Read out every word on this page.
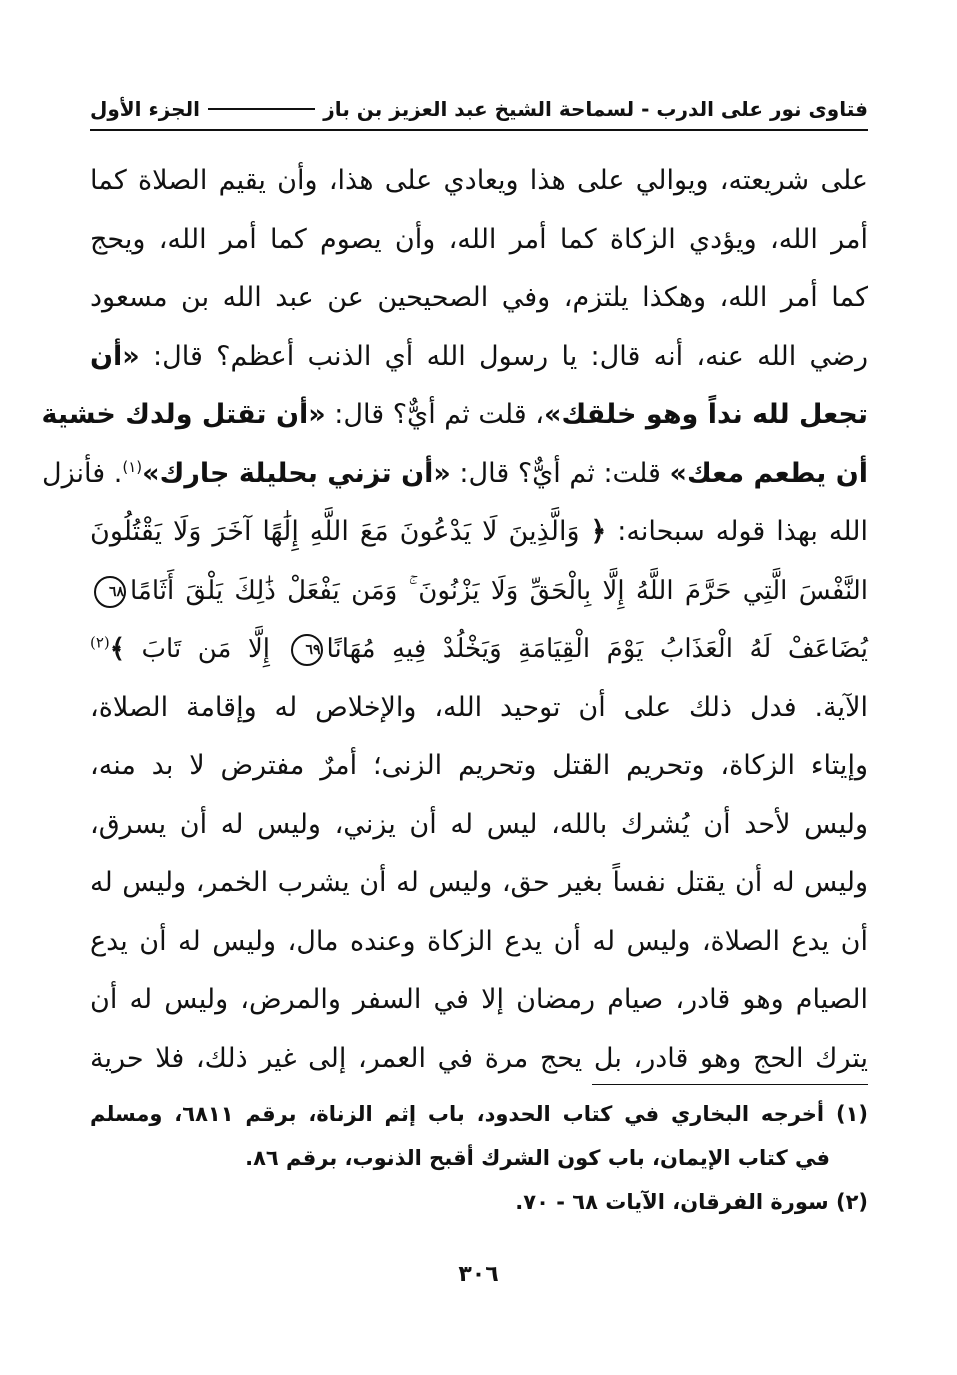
فتاوى نور على الدرب - لسماحة الشيخ عبد العزيز بن باز
الجزء الأول
على شريعته، ويوالي على هذا ويعادي على هذا، وأن يقيم الصلاة كما
أمر الله، ويؤدي الزكاة كما أمر الله، وأن يصوم كما أمر الله، ويحج
كما أمر الله، وهكذا يلتزم، وفي الصحيحين عن عبد الله بن مسعود
رضي الله عنه، أنه قال: يا رسول الله أي الذنب أعظم؟ قال: «أن
تجعل لله نداً وهو خلقك»، قلت ثم أيٌّ؟ قال: «أن تقتل ولدك خشية
أن يطعم معك» قلت: ثم أيٌّ؟ قال: «أن تزني بحليلة جارك»$^{(١)}$. فأنزل
الله بهذا قوله سبحانه: ﴿ وَالَّذِينَ لَا يَدْعُونَ مَعَ اللَّهِ إِلَٰهًا آخَرَ وَلَا يَقْتُلُونَ
النَّفْسَ الَّتِي حَرَّمَ اللَّهُ إِلَّا بِالْحَقِّ وَلَا يَزْنُونَ ۚ وَمَن يَفْعَلْ ذَٰلِكَ يَلْقَ أَثَامًا٦٨
يُضَاعَفْ لَهُ الْعَذَابُ يَوْمَ الْقِيَامَةِ وَيَخْلُدْ فِيهِ مُهَانًا٦٩ إِلَّا مَن تَابَ ﴾$^{(٢)}$
الآية. فدل ذلك على أن توحيد الله، والإخلاص له وإقامة الصلاة،
وإيتاء الزكاة، وتحريم القتل وتحريم الزنى؛ أمرٌ مفترض لا بد منه،
وليس لأحد أن يُشرك بالله، ليس له أن يزني، وليس له أن يسرق،
وليس له أن يقتل نفساً بغير حق، وليس له أن يشرب الخمر، وليس له
أن يدع الصلاة، وليس له أن يدع الزكاة وعنده مال، وليس له أن يدع
الصيام وهو قادر، صيام رمضان إلا في السفر والمرض، وليس له أن
يترك الحج وهو قادر، بل يحج مرة في العمر، إلى غير ذلك، فلا حرية
(١) أخرجه البخاري في كتاب الحدود، باب إثم الزناة، برقم ٦٨١١، ومسلم
في كتاب الإيمان، باب كون الشرك أقبح الذنوب، برقم ٨٦.
(٢) سورة الفرقان، الآيات ٦٨ - ٧٠.
٣٠٦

----

* Given task *
Pictures in the records above are left out; print everything else exactly as written.

* Complete response *
Read out every word on this page.
فتاوى نور على الدرب - لسماحة الشيخ عبد العزيز بن باز
الجزء الأول
على شريعته، ويوالي على هذا ويعادي على هذا، وأن يقيم الصلاة كما
أمر الله، ويؤدي الزكاة كما أمر الله، وأن يصوم كما أمر الله، ويحج
كما أمر الله، وهكذا يلتزم، وفي الصحيحين عن عبد الله بن مسعود
رضي الله عنه، أنه قال: يا رسول الله أي الذنب أعظم؟ قال: «أن
تجعل لله نداً وهو خلقك»، قلت ثم أيٌّ؟ قال: «أن تقتل ولدك خشية
أن يطعم معك» قلت: ثم أيٌّ؟ قال: «أن تزني بحليلة جارك»$^{(١)}$. فأنزل
الله بهذا قوله سبحانه: ﴿ وَالَّذِينَ لَا يَدْعُونَ مَعَ اللَّهِ إِلَٰهًا آخَرَ وَلَا يَقْتُلُونَ
النَّفْسَ الَّتِي حَرَّمَ اللَّهُ إِلَّا بِالْحَقِّ وَلَا يَزْنُونَ ۚ وَمَن يَفْعَلْ ذَٰلِكَ يَلْقَ أَثَامًا٦٨
يُضَاعَفْ لَهُ الْعَذَابُ يَوْمَ الْقِيَامَةِ وَيَخْلُدْ فِيهِ مُهَانًا٦٩ إِلَّا مَن تَابَ ﴾$^{(٢)}$
الآية. فدل ذلك على أن توحيد الله، والإخلاص له وإقامة الصلاة،
وإيتاء الزكاة، وتحريم القتل وتحريم الزنى؛ أمرٌ مفترض لا بد منه،
وليس لأحد أن يُشرك بالله، ليس له أن يزني، وليس له أن يسرق،
وليس له أن يقتل نفساً بغير حق، وليس له أن يشرب الخمر، وليس له
أن يدع الصلاة، وليس له أن يدع الزكاة وعنده مال، وليس له أن يدع
الصيام وهو قادر، صيام رمضان إلا في السفر والمرض، وليس له أن
يترك الحج وهو قادر، بل يحج مرة في العمر، إلى غير ذلك، فلا حرية
(١) أخرجه البخاري في كتاب الحدود، باب إثم الزناة، برقم ٦٨١١، ومسلم
في كتاب الإيمان، باب كون الشرك أقبح الذنوب، برقم ٨٦.
(٢) سورة الفرقان، الآيات ٦٨ - ٧٠.
٣٠٦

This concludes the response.